◆ **Short exercise**
Repeat word for word the passage of the book review starting with "Now, I get that" and going on through "face each other?".

Even though the book series has many similarities to ACOTAR, I can say the story flies on its own. It’s not a copycat, but probably the influence other stories have in any author’s mind. In fact, there are some aspects that remind me too of “The Folk of the Air.” Curious enough, this series description states “perfect for fans of The Cruel Prince, ACOTAR, and The Iron King.” So there you go folks.
Books 1 & 2
Book 1 and 2 were ok. I felt, especially in the first one, that the important moments of the story needed more work, meaning stronger arguments. I needed more ironclad justifications to understand the what and the why. Again, I’m a big fan of ACOTAR. I’m always looking for similar Fae stories. It’s not easy to create such compelling and well built plots that create enough suspense and deliver sound proof strategies and conflicts. I guess the practice makes the master. So, yes, these two-first books needed a bit more of that but they were well on their way.
I will comment, though, on the ending. They weren’t standalone books, but the cliffhangers weren’t exactly leaving you dramatically hanging. It felt more like the author’s words were draining by the end, so it was time to cut the sentence in two. The first half ends book 1, the second half starts book 2.
Moving to book 3, this one unfortunately was lacking for me. It’s difficult to write a review when there’s not much praise. I don’t like to sound like I know it all. I don’t want my words to discourage authors, if they rise to have that power at all. However, I can’t throw roses when I can’t find them.
Even though it’s interesting to give humans such power and even superiority over the Fae, I can’t pretend I like seeing such scared Fae. I mean, Fae have incredible powers. Can you really tell me that a tsunami wave couldn’t break a warship in two? Explain to me how is it that a plain human with only an iron dagger could outsmart two or three powerful Fae? Are you really saying that you strike your number one enemy and you don’t make sure the person is dead? How many times our protagonists and allies faced this same person over and over and they couldn’t take him out of the equation? It doesn’t make any sense to me.
Now, I get that humans have developed incredible iron weapons that the Fae should fear. Nonetheless, when they realize a war is coming, led by those human armies, there legs were almost shaking, to say the least. Is that how powerful Fae react, as if they are inferior? I can’t wrap my mind around this. Again, I find it eye-opening and surprising to see humans, a race that is usually portrayed as inferior and defenseless, with such confidence and resolve. That doesn’t mean that now the Fae must take the part of the defenseless cowered race. Can’t they be two powerful races that have different powers and weapons to face each other?
I felt I was never going to finish the book.
Moreover, the story, especially in this final book, became too predictive. What was going to happen was too obvious. Therefore, it got boring and plain. I felt I was never going to finish the book. But the most important aspect of this, is that my making it predictable, the actions that took place lacked credibility for me as a reader. It didn’t make sense how certain characters wouldn’t realize what was going to happen because the scene was right there in front of them. Hence, my not taking immediate adequate action, it makes it look like the characters were a bit dumb. In other words, the strategy wasn’t really there, and this is what I mean when I say, how difficult it must be to create ironclad stories.
I still want more from Aspen and Evelyn, though. I’m not saying it was romantically lacking, at all. I’m just saying that when you like the chemistry and interactions between a couple, you always want more even after the story ends. This means that I’m probably going to read Tessonja’s other book series in the hope I’ll get glimpses of them.

◆ **Information supplied**
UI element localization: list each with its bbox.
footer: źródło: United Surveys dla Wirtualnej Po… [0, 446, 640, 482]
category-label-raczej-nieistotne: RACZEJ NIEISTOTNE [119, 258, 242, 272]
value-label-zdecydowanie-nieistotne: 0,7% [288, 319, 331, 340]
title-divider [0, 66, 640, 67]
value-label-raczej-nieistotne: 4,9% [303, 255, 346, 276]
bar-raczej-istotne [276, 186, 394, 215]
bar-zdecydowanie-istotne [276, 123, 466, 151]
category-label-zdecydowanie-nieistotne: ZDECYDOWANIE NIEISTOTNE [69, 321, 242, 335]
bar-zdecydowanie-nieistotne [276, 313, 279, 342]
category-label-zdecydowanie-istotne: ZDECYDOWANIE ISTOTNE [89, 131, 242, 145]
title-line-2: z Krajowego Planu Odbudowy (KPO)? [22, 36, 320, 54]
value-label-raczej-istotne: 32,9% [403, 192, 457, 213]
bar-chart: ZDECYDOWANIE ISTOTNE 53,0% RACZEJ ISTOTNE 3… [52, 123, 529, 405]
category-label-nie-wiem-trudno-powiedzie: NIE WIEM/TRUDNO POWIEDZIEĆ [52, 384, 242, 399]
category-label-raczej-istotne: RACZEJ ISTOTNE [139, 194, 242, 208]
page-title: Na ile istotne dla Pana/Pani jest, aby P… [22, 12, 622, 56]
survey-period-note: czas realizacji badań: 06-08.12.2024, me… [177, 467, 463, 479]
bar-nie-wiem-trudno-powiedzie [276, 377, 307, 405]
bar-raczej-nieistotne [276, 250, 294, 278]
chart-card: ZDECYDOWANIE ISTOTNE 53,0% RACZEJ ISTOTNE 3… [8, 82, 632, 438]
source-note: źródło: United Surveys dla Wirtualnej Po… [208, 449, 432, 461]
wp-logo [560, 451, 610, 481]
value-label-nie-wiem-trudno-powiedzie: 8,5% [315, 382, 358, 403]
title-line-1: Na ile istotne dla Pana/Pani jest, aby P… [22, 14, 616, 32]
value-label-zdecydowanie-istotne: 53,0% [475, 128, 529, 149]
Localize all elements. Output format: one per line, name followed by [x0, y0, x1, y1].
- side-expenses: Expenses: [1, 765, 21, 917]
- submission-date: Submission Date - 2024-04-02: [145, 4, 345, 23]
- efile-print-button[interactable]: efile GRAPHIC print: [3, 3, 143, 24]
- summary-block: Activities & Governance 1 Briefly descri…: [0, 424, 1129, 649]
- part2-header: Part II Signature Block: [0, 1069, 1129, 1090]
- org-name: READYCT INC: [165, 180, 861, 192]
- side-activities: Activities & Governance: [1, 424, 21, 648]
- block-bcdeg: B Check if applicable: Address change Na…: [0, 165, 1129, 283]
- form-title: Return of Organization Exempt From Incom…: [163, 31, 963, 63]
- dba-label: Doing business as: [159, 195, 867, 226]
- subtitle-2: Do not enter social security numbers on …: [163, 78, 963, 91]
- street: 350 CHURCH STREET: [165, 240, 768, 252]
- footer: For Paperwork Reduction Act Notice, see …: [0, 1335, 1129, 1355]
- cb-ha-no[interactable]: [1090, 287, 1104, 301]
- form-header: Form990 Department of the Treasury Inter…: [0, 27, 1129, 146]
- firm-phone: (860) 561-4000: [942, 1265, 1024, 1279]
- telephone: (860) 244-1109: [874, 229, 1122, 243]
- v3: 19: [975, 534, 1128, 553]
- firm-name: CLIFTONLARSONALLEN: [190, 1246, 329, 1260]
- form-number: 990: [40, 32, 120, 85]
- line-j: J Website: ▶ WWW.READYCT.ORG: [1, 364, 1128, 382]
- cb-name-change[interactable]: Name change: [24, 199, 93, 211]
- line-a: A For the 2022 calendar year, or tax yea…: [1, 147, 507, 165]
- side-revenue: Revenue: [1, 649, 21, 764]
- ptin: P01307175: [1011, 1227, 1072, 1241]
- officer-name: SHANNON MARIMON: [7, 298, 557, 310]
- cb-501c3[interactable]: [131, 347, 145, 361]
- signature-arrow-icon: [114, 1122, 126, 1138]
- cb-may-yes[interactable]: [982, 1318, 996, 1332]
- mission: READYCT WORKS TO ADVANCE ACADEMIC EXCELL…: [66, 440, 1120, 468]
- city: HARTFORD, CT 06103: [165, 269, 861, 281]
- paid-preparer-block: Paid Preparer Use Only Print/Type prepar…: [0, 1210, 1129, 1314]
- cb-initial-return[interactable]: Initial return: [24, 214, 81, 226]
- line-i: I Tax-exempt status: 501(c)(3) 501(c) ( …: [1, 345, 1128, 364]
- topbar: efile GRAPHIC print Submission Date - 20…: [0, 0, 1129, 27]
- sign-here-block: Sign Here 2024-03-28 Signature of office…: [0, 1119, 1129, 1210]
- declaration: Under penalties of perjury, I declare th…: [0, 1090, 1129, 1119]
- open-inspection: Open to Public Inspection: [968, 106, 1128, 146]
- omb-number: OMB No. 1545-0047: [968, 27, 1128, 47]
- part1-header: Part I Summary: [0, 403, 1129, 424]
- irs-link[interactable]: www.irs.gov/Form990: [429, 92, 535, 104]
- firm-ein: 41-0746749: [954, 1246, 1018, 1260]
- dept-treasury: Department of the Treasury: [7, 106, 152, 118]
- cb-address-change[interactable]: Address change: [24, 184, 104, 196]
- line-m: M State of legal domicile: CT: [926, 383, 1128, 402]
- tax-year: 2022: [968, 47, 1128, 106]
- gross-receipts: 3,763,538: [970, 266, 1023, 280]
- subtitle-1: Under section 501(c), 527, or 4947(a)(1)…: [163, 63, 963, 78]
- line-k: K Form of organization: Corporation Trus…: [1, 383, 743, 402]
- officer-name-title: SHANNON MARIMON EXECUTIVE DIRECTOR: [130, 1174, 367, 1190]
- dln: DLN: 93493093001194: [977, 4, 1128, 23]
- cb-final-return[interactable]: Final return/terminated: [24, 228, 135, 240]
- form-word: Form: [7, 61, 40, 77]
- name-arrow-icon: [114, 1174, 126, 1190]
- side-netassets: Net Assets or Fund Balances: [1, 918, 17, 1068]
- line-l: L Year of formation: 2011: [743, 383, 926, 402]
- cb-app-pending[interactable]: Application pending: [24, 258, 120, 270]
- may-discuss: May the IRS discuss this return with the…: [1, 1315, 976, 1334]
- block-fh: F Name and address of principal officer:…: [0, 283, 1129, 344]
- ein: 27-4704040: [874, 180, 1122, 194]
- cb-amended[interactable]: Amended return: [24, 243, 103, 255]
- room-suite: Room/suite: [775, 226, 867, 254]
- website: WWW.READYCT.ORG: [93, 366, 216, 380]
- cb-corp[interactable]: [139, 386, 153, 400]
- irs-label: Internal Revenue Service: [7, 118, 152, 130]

◆ **Solution to the exercise**
Now, I get that humans have developed incredible iron weapons that the Fae should fear. Nonetheless, when they realize a war is coming, led by those human armies, there legs were almost shaking, to say the least. Is that how powerful Fae react, as if they are inferior? I can’t wrap my mind around this. Again, I find it eye-opening and surprising to see humans, a race that is usually portrayed as inferior and defenseless, with such confidence and resolve. That doesn’t mean that now the Fae must take the part of the defenseless cowered race. Can’t they be two powerful races that have different powers and weapons to face each other?